(Dataset items)
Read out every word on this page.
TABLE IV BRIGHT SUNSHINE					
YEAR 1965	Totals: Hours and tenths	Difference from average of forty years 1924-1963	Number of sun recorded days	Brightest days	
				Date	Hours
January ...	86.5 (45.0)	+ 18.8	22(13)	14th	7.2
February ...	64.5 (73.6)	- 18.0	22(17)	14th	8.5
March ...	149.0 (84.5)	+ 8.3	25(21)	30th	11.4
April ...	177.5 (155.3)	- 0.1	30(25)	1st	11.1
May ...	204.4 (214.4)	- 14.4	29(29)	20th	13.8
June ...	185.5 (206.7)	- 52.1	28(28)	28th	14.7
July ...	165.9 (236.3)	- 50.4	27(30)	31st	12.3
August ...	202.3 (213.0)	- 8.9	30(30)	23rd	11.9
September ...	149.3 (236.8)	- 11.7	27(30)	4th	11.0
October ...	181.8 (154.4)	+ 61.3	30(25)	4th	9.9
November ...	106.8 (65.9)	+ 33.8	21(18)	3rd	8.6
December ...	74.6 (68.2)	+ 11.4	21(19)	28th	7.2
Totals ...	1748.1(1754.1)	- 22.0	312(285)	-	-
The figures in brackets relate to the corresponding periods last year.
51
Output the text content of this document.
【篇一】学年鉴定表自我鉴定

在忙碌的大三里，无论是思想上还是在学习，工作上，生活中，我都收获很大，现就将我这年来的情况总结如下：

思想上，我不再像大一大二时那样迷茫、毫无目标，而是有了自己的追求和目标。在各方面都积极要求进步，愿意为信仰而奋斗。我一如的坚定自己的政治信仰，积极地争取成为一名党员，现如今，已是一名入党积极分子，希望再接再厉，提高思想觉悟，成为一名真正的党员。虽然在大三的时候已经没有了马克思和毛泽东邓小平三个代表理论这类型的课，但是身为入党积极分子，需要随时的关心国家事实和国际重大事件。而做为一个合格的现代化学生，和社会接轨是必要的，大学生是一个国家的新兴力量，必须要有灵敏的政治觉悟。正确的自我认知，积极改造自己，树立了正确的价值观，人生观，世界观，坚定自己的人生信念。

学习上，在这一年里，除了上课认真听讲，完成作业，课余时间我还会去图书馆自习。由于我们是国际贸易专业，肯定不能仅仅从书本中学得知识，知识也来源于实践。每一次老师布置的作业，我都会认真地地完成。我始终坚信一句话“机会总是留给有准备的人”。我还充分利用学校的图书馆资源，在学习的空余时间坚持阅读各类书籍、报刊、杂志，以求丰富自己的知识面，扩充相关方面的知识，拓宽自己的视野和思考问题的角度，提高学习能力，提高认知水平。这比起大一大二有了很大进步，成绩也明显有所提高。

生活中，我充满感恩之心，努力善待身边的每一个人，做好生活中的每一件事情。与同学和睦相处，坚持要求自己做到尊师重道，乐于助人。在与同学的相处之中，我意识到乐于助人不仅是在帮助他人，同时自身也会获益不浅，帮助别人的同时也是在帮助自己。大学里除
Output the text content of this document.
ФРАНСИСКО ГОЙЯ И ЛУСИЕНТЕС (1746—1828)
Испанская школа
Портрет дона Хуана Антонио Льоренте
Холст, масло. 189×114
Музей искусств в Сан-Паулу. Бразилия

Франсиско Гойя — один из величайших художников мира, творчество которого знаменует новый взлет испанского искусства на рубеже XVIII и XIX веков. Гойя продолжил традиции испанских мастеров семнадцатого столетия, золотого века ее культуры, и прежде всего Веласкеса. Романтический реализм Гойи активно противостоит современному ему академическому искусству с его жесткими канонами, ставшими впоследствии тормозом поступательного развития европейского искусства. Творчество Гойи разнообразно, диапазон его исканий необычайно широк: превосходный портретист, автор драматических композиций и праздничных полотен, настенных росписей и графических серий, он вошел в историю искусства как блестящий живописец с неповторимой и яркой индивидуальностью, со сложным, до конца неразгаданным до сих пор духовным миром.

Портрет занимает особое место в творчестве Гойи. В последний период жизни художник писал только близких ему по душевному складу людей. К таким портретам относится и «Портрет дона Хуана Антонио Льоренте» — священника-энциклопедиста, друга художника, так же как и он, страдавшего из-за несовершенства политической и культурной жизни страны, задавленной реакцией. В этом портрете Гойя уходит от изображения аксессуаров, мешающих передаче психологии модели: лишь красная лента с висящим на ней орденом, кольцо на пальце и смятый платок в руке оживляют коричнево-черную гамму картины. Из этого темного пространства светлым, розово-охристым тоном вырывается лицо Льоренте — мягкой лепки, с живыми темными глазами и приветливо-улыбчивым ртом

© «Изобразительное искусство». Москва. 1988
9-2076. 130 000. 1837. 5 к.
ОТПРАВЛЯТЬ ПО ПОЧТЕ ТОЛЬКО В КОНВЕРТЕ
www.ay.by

*Stated exercise*
Could you quote the material above in full, exactly as it stands?

*The solution*
Read out every word on this page.
TABLE IV BRIGHT SUNSHINE					
YEAR 1965	Totals: Hours and tenths	Difference from average of forty years 1924-1963	Number of sun recorded days	Brightest days	
				Date	Hours
January ...	86.5 (45.0)	+ 18.8	22(13)	14th	7.2
February ...	64.5 (73.6)	- 18.0	22(17)	14th	8.5
March ...	149.0 (84.5)	+ 8.3	25(21)	30th	11.4
April ...	177.5 (155.3)	- 0.1	30(25)	1st	11.1
May ...	204.4 (214.4)	- 14.4	29(29)	20th	13.8
June ...	185.5 (206.7)	- 52.1	28(28)	28th	14.7
July ...	165.9 (236.3)	- 50.4	27(30)	31st	12.3
August ...	202.3 (213.0)	- 8.9	30(30)	23rd	11.9
September ...	149.3 (236.8)	- 11.7	27(30)	4th	11.0
October ...	181.8 (154.4)	+ 61.3	30(25)	4th	9.9
November ...	106.8 (65.9)	+ 33.8	21(18)	3rd	8.6
December ...	74.6 (68.2)	+ 11.4	21(19)	28th	7.2
Totals ...	1748.1(1754.1)	- 22.0	312(285)	-	-
The figures in brackets relate to the corresponding periods last year.
51
Output the text content of this document.
【篇一】学年鉴定表自我鉴定

在忙碌的大三里，无论是思想上还是在学习，工作上，生活中，我都收获很大，现就将我这年来的情况总结如下：

思想上，我不再像大一大二时那样迷茫、毫无目标，而是有了自己的追求和目标。在各方面都积极要求进步，愿意为信仰而奋斗。我一如的坚定自己的政治信仰，积极地争取成为一名党员，现如今，已是一名入党积极分子，希望再接再厉，提高思想觉悟，成为一名真正的党员。虽然在大三的时候已经没有了马克思和毛泽东邓小平三个代表理论这类型的课，但是身为入党积极分子，需要随时的关心国家事实和国际重大事件。而做为一个合格的现代化学生，和社会接轨是必要的，大学生是一个国家的新兴力量，必须要有灵敏的政治觉悟。正确的自我认知，积极改造自己，树立了正确的价值观，人生观，世界观，坚定自己的人生信念。

学习上，在这一年里，除了上课认真听讲，完成作业，课余时间我还会去图书馆自习。由于我们是国际贸易专业，肯定不能仅仅从书本中学得知识，知识也来源于实践。每一次老师布置的作业，我都会认真地地完成。我始终坚信一句话“机会总是留给有准备的人”。我还充分利用学校的图书馆资源，在学习的空余时间坚持阅读各类书籍、报刊、杂志，以求丰富自己的知识面，扩充相关方面的知识，拓宽自己的视野和思考问题的角度，提高学习能力，提高认知水平。这比起大一大二有了很大进步，成绩也明显有所提高。

生活中，我充满感恩之心，努力善待身边的每一个人，做好生活中的每一件事情。与同学和睦相处，坚持要求自己做到尊师重道，乐于助人。在与同学的相处之中，我意识到乐于助人不仅是在帮助他人，同时自身也会获益不浅，帮助别人的同时也是在帮助自己。大学里除
Output the text content of this document.
ФРАНСИСКО ГОЙЯ И ЛУСИЕНТЕС (1746—1828)
Испанская школа
Портрет дона Хуана Антонио Льоренте
Холст, масло. 189×114
Музей искусств в Сан-Паулу. Бразилия

Франсиско Гойя — один из величайших художников мира, творчество которого знаменует новый взлет испанского искусства на рубеже XVIII и XIX веков. Гойя продолжил традиции испанских мастеров семнадцатого столетия, золотого века ее культуры, и прежде всего Веласкеса. Романтический реализм Гойи активно противостоит современному ему академическому искусству с его жесткими канонами, ставшими впоследствии тормозом поступательного развития европейского искусства. Творчество Гойи разнообразно, диапазон его исканий необычайно широк: превосходный портретист, автор драматических композиций и праздничных полотен, настенных росписей и графических серий, он вошел в историю искусства как блестящий живописец с неповторимой и яркой индивидуальностью, со сложным, до конца неразгаданным до сих пор духовным миром.

Портрет занимает особое место в творчестве Гойи. В последний период жизни художник писал только близких ему по душевному складу людей. К таким портретам относится и «Портрет дона Хуана Антонио Льоренте» — священника-энциклопедиста, друга художника, так же как и он, страдавшего из-за несовершенства политической и культурной жизни страны, задавленной реакцией. В этом портрете Гойя уходит от изображения аксессуаров, мешающих передаче психологии модели: лишь красная лента с висящим на ней орденом, кольцо на пальце и смятый платок в руке оживляют коричнево-черную гамму картины. Из этого темного пространства светлым, розово-охристым тоном вырывается лицо Льоренте — мягкой лепки, с живыми темными глазами и приветливо-улыбчивым ртом

© «Изобразительное искусство». Москва. 1988
9-2076. 130 000. 1837. 5 к.
ОТПРАВЛЯТЬ ПО ПОЧТЕ ТОЛЬКО В КОНВЕРТЕ
www.ay.by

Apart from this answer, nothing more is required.